Can you quote exactly the stretch of lines from the one with "Convert this document image to plain text." through the final line of the material, both ends included?

[Dataset items]
+===+

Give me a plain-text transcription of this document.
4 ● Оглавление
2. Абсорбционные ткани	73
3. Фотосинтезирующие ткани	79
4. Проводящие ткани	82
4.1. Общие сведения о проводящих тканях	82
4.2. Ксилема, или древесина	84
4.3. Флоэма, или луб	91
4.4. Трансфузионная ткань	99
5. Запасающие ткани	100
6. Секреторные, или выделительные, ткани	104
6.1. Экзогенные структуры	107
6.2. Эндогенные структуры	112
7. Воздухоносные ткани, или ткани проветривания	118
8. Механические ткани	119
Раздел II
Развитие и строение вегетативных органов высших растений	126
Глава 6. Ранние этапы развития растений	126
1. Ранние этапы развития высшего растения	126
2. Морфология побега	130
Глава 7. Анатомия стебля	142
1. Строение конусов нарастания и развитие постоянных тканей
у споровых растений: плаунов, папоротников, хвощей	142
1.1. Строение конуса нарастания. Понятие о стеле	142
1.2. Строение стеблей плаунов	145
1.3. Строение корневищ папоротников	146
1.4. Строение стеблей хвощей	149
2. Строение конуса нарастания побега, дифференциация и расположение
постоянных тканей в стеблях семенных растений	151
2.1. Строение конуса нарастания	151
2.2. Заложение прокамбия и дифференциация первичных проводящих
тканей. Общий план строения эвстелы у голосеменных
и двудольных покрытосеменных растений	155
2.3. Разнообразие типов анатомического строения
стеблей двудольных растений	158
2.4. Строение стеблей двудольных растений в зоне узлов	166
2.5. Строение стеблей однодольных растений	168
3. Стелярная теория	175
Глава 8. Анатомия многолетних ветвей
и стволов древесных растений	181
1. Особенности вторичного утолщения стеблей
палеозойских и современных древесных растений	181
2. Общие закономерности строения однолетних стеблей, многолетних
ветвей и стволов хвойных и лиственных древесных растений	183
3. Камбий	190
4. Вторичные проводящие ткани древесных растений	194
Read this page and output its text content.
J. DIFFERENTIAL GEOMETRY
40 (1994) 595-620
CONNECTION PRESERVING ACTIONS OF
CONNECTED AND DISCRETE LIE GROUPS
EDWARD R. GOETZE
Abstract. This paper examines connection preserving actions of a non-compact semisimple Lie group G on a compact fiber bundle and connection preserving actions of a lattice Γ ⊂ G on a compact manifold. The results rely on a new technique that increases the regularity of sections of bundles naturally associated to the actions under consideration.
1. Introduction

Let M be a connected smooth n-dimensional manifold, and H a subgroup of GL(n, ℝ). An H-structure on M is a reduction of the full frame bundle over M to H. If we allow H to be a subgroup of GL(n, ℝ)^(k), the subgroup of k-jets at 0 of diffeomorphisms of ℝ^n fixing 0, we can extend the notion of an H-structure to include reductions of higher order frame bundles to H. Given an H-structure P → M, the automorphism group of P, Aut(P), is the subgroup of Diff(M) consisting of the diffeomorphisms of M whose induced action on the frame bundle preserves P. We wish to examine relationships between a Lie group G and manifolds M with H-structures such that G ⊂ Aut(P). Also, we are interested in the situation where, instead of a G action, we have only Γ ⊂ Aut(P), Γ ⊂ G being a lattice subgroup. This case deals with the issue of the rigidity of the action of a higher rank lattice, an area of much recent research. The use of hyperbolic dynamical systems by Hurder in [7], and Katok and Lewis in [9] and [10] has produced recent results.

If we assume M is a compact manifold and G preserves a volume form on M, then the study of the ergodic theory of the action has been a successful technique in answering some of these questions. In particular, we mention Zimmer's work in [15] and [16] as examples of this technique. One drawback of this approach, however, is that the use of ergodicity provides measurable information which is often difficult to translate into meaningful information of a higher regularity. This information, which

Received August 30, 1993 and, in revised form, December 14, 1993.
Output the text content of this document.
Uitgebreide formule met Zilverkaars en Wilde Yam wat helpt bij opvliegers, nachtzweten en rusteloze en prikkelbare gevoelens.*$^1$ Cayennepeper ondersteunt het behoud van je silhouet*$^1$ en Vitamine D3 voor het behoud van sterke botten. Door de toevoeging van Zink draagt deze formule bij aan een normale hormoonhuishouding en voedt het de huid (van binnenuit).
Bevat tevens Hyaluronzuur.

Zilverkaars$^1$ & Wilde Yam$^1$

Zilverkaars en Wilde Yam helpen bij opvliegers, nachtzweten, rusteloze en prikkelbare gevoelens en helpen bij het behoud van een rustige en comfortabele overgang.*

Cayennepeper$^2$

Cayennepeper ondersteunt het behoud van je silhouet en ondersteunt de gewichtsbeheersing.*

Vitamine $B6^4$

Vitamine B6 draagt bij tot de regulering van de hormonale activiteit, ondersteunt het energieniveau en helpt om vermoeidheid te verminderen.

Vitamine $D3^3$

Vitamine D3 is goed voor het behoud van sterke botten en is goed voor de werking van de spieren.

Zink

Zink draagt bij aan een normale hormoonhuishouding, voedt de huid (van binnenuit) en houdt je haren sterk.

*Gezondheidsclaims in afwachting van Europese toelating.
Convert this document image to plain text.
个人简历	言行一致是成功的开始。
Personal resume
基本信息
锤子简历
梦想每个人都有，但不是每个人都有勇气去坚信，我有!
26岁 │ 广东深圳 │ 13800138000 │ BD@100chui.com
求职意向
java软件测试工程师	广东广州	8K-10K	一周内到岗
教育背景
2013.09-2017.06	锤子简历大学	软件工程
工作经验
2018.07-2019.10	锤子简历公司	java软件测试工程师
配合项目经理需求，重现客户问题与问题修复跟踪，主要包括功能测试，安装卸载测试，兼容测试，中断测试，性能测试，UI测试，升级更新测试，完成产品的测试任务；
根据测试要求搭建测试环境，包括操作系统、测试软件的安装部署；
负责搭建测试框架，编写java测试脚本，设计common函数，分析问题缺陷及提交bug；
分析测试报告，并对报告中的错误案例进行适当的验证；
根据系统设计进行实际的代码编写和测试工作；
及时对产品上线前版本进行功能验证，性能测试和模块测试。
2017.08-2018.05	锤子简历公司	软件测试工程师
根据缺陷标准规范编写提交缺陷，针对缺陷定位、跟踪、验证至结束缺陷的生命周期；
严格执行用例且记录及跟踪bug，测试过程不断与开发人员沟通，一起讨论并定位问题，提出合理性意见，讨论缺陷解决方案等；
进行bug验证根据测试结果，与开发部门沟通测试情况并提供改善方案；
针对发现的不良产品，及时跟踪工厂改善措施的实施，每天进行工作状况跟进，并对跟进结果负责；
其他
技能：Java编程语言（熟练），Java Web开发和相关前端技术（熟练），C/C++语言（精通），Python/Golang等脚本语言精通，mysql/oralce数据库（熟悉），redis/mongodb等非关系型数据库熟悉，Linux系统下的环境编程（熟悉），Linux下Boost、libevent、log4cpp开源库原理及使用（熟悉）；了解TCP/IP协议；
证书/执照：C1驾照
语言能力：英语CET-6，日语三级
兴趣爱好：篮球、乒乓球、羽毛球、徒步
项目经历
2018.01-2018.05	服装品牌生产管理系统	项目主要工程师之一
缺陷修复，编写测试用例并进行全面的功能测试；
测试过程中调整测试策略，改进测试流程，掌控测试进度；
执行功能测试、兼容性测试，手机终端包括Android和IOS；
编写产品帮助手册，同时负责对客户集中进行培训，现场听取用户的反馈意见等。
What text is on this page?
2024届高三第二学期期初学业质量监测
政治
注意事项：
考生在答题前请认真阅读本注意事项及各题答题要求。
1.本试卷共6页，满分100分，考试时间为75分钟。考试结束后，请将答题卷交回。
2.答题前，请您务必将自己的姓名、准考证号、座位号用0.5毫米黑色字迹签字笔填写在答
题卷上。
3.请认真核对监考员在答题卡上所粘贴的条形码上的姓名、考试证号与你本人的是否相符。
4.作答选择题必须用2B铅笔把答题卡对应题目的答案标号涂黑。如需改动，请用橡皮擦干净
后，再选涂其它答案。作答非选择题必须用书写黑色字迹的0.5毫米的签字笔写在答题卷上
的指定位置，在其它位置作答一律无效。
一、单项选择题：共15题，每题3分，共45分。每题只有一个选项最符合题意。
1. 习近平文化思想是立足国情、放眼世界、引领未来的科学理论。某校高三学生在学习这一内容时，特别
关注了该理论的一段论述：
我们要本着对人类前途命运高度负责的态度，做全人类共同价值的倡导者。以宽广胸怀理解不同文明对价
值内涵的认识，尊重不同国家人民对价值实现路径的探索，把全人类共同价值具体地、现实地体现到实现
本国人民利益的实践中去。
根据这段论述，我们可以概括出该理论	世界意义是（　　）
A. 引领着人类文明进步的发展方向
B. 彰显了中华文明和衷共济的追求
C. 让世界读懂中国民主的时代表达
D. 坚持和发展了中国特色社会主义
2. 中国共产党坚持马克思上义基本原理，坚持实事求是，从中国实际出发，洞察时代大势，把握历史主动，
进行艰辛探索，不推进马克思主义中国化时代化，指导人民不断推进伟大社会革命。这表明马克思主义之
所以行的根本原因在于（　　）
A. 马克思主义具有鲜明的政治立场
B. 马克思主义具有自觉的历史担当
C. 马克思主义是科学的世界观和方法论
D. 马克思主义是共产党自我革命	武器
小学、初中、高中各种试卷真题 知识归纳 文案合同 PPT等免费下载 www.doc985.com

+===+

* COMPLETE OUTPUT *
Convert this document image to plain text.
个人简历	言行一致是成功的开始。
Personal resume
基本信息
锤子简历
梦想每个人都有，但不是每个人都有勇气去坚信，我有!
26岁 │ 广东深圳 │ 13800138000 │ BD@100chui.com
求职意向
java软件测试工程师	广东广州	8K-10K	一周内到岗
教育背景
2013.09-2017.06	锤子简历大学	软件工程
工作经验
2018.07-2019.10	锤子简历公司	java软件测试工程师
配合项目经理需求，重现客户问题与问题修复跟踪，主要包括功能测试，安装卸载测试，兼容测试，中断测试，性能测试，UI测试，升级更新测试，完成产品的测试任务；
根据测试要求搭建测试环境，包括操作系统、测试软件的安装部署；
负责搭建测试框架，编写java测试脚本，设计common函数，分析问题缺陷及提交bug；
分析测试报告，并对报告中的错误案例进行适当的验证；
根据系统设计进行实际的代码编写和测试工作；
及时对产品上线前版本进行功能验证，性能测试和模块测试。
2017.08-2018.05	锤子简历公司	软件测试工程师
根据缺陷标准规范编写提交缺陷，针对缺陷定位、跟踪、验证至结束缺陷的生命周期；
严格执行用例且记录及跟踪bug，测试过程不断与开发人员沟通，一起讨论并定位问题，提出合理性意见，讨论缺陷解决方案等；
进行bug验证根据测试结果，与开发部门沟通测试情况并提供改善方案；
针对发现的不良产品，及时跟踪工厂改善措施的实施，每天进行工作状况跟进，并对跟进结果负责；
其他
技能：Java编程语言（熟练），Java Web开发和相关前端技术（熟练），C/C++语言（精通），Python/Golang等脚本语言精通，mysql/oralce数据库（熟悉），redis/mongodb等非关系型数据库熟悉，Linux系统下的环境编程（熟悉），Linux下Boost、libevent、log4cpp开源库原理及使用（熟悉）；了解TCP/IP协议；
证书/执照：C1驾照
语言能力：英语CET-6，日语三级
兴趣爱好：篮球、乒乓球、羽毛球、徒步
项目经历
2018.01-2018.05	服装品牌生产管理系统	项目主要工程师之一
缺陷修复，编写测试用例并进行全面的功能测试；
测试过程中调整测试策略，改进测试流程，掌控测试进度；
执行功能测试、兼容性测试，手机终端包括Android和IOS；
编写产品帮助手册，同时负责对客户集中进行培训，现场听取用户的反馈意见等。
What text is on this page?
2024届高三第二学期期初学业质量监测
政治
注意事项：
考生在答题前请认真阅读本注意事项及各题答题要求。
1.本试卷共6页，满分100分，考试时间为75分钟。考试结束后，请将答题卷交回。
2.答题前，请您务必将自己的姓名、准考证号、座位号用0.5毫米黑色字迹签字笔填写在答
题卷上。
3.请认真核对监考员在答题卡上所粘贴的条形码上的姓名、考试证号与你本人的是否相符。
4.作答选择题必须用2B铅笔把答题卡对应题目的答案标号涂黑。如需改动，请用橡皮擦干净
后，再选涂其它答案。作答非选择题必须用书写黑色字迹的0.5毫米的签字笔写在答题卷上
的指定位置，在其它位置作答一律无效。
一、单项选择题：共15题，每题3分，共45分。每题只有一个选项最符合题意。
1. 习近平文化思想是立足国情、放眼世界、引领未来的科学理论。某校高三学生在学习这一内容时，特别
关注了该理论的一段论述：
我们要本着对人类前途命运高度负责的态度，做全人类共同价值的倡导者。以宽广胸怀理解不同文明对价
值内涵的认识，尊重不同国家人民对价值实现路径的探索，把全人类共同价值具体地、现实地体现到实现
本国人民利益的实践中去。
根据这段论述，我们可以概括出该理论	世界意义是（　　）
A. 引领着人类文明进步的发展方向
B. 彰显了中华文明和衷共济的追求
C. 让世界读懂中国民主的时代表达
D. 坚持和发展了中国特色社会主义
2. 中国共产党坚持马克思上义基本原理，坚持实事求是，从中国实际出发，洞察时代大势，把握历史主动，
进行艰辛探索，不推进马克思主义中国化时代化，指导人民不断推进伟大社会革命。这表明马克思主义之
所以行的根本原因在于（　　）
A. 马克思主义具有鲜明的政治立场
B. 马克思主义具有自觉的历史担当
C. 马克思主义是科学的世界观和方法论
D. 马克思主义是共产党自我革命	武器
小学、初中、高中各种试卷真题 知识归纳 文案合同 PPT等免费下载 www.doc985.com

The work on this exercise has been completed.